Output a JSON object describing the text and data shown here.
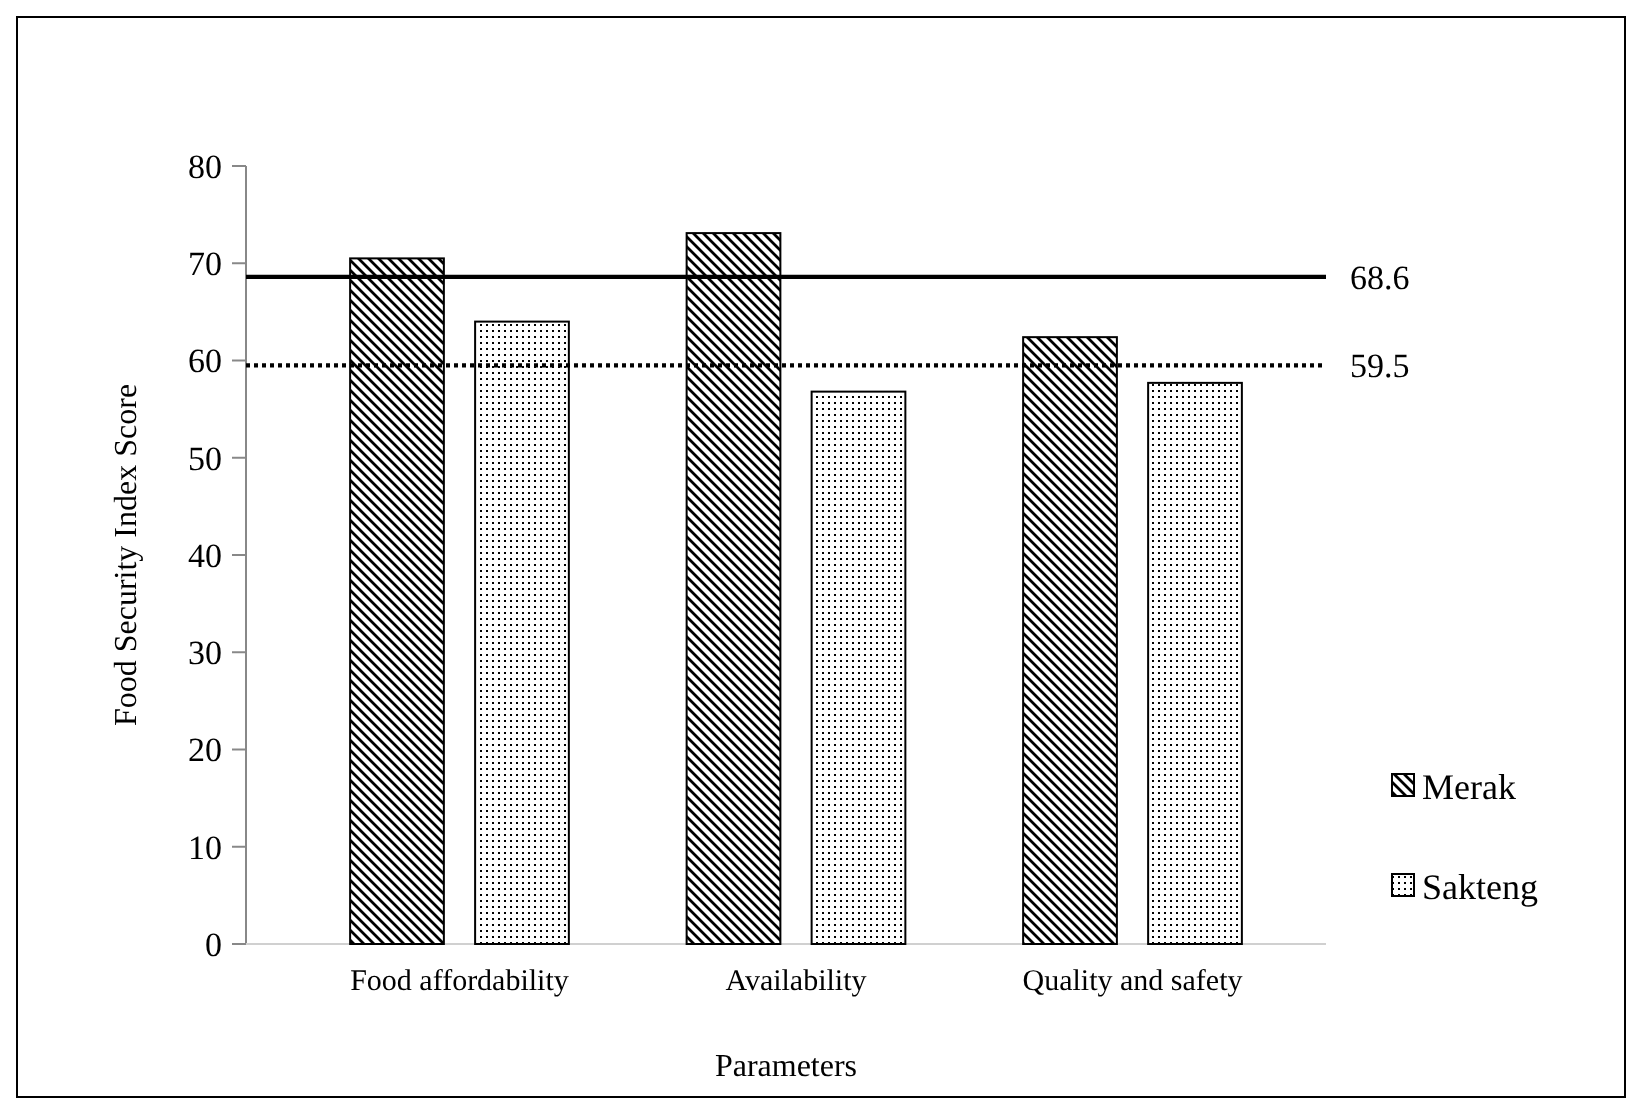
{
  "chart_data": {
    "type": "bar",
    "xlabel": "Parameters",
    "ylabel": "Food Security Index Score",
    "categories": [
      "Food affordability",
      "Availability",
      "Quality and safety"
    ],
    "series": [
      {
        "name": "Merak",
        "color": "#000000",
        "values": [
          70.5,
          73.1,
          62.4
        ]
      },
      {
        "name": "Sakteng",
        "color": "#000000",
        "values": [
          64.0,
          56.8,
          57.7
        ]
      }
    ],
    "ylim": [
      0,
      80
    ],
    "yticks": [
      0,
      10,
      20,
      30,
      40,
      50,
      60,
      70,
      80
    ],
    "grid": false,
    "legend": "right",
    "ref_lines": [
      {
        "axis": "y",
        "value": 68.6,
        "label": "68.6",
        "line_style": "solid",
        "color": "#000000"
      },
      {
        "axis": "y",
        "value": 59.5,
        "label": "59.5",
        "line_style": "dotted",
        "color": "#000000"
      }
    ]
  }
}
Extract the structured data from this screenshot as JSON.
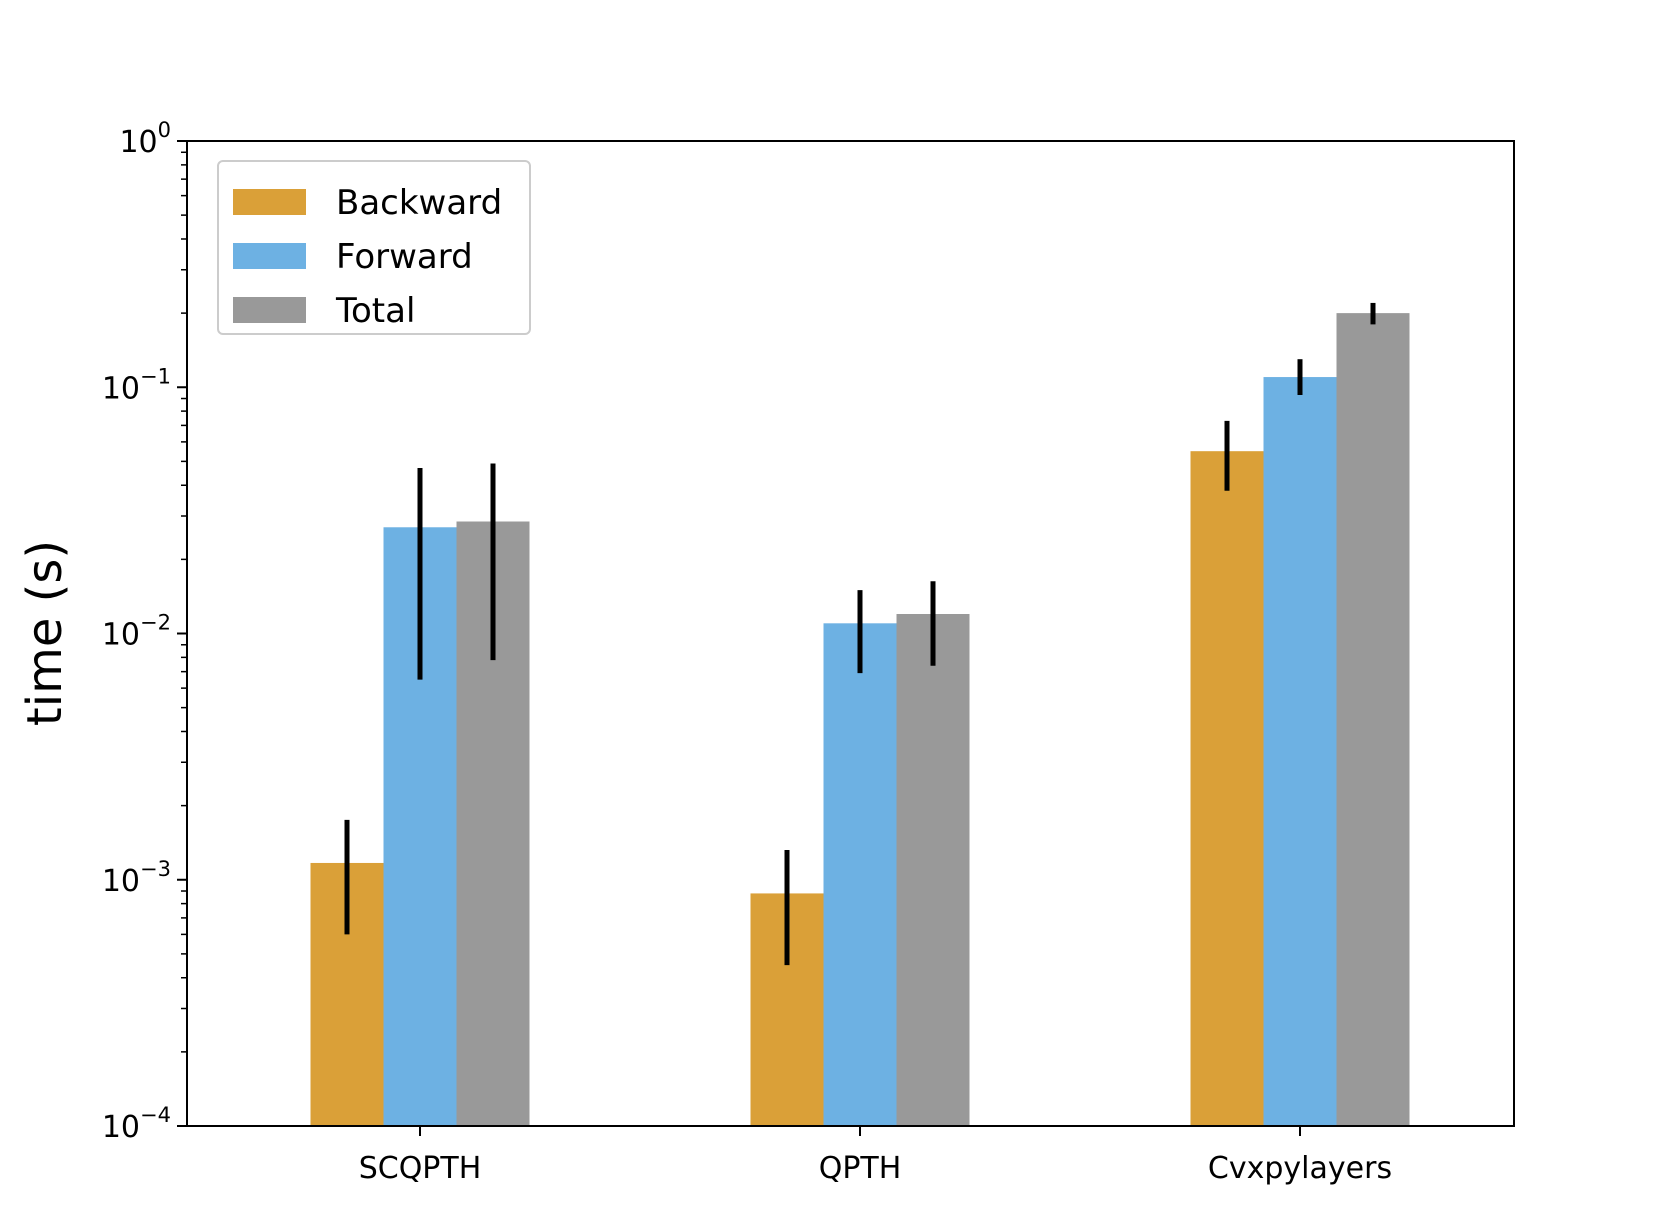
{
  "chart_data": {
    "type": "bar",
    "categories": [
      "SCQPTH",
      "QPTH",
      "Cvxpylayers"
    ],
    "series": [
      {
        "name": "Backward",
        "color": "#daa038",
        "values": [
          0.00117,
          0.00088,
          0.055
        ],
        "err_low": [
          0.0006,
          0.00045,
          0.038
        ],
        "err_high": [
          0.00175,
          0.00132,
          0.073
        ]
      },
      {
        "name": "Forward",
        "color": "#6db1e3",
        "values": [
          0.027,
          0.011,
          0.11
        ],
        "err_low": [
          0.0065,
          0.0069,
          0.093
        ],
        "err_high": [
          0.047,
          0.015,
          0.13
        ]
      },
      {
        "name": "Total",
        "color": "#999999",
        "values": [
          0.0285,
          0.012,
          0.2
        ],
        "err_low": [
          0.0078,
          0.0074,
          0.18
        ],
        "err_high": [
          0.049,
          0.0163,
          0.22
        ]
      }
    ],
    "ylabel": "time (s)",
    "xlabel": "",
    "yscale": "log",
    "ylim": [
      0.0001,
      1
    ],
    "yticks": [
      {
        "base": "10",
        "exp": "−4"
      },
      {
        "base": "10",
        "exp": "−3"
      },
      {
        "base": "10",
        "exp": "−2"
      },
      {
        "base": "10",
        "exp": "−1"
      },
      {
        "base": "10",
        "exp": "0"
      }
    ],
    "legend_position": "top-left",
    "grid": false
  }
}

--- TASK BRIEF ---
Copy the final stretch of lines, starting at the one that holds "Extract the structured" and ending at the last line of the data, exactly; omit pictures.

--- THE ANSWER ---
Extract the structured data from this screenshot as JSON.
{
  "chart_data": {
    "type": "bar",
    "categories": [
      "SCQPTH",
      "QPTH",
      "Cvxpylayers"
    ],
    "series": [
      {
        "name": "Backward",
        "color": "#daa038",
        "values": [
          0.00117,
          0.00088,
          0.055
        ],
        "err_low": [
          0.0006,
          0.00045,
          0.038
        ],
        "err_high": [
          0.00175,
          0.00132,
          0.073
        ]
      },
      {
        "name": "Forward",
        "color": "#6db1e3",
        "values": [
          0.027,
          0.011,
          0.11
        ],
        "err_low": [
          0.0065,
          0.0069,
          0.093
        ],
        "err_high": [
          0.047,
          0.015,
          0.13
        ]
      },
      {
        "name": "Total",
        "color": "#999999",
        "values": [
          0.0285,
          0.012,
          0.2
        ],
        "err_low": [
          0.0078,
          0.0074,
          0.18
        ],
        "err_high": [
          0.049,
          0.0163,
          0.22
        ]
      }
    ],
    "ylabel": "time (s)",
    "xlabel": "",
    "yscale": "log",
    "ylim": [
      0.0001,
      1
    ],
    "yticks": [
      {
        "base": "10",
        "exp": "−4"
      },
      {
        "base": "10",
        "exp": "−3"
      },
      {
        "base": "10",
        "exp": "−2"
      },
      {
        "base": "10",
        "exp": "−1"
      },
      {
        "base": "10",
        "exp": "0"
      }
    ],
    "legend_position": "top-left",
    "grid": false
  }
}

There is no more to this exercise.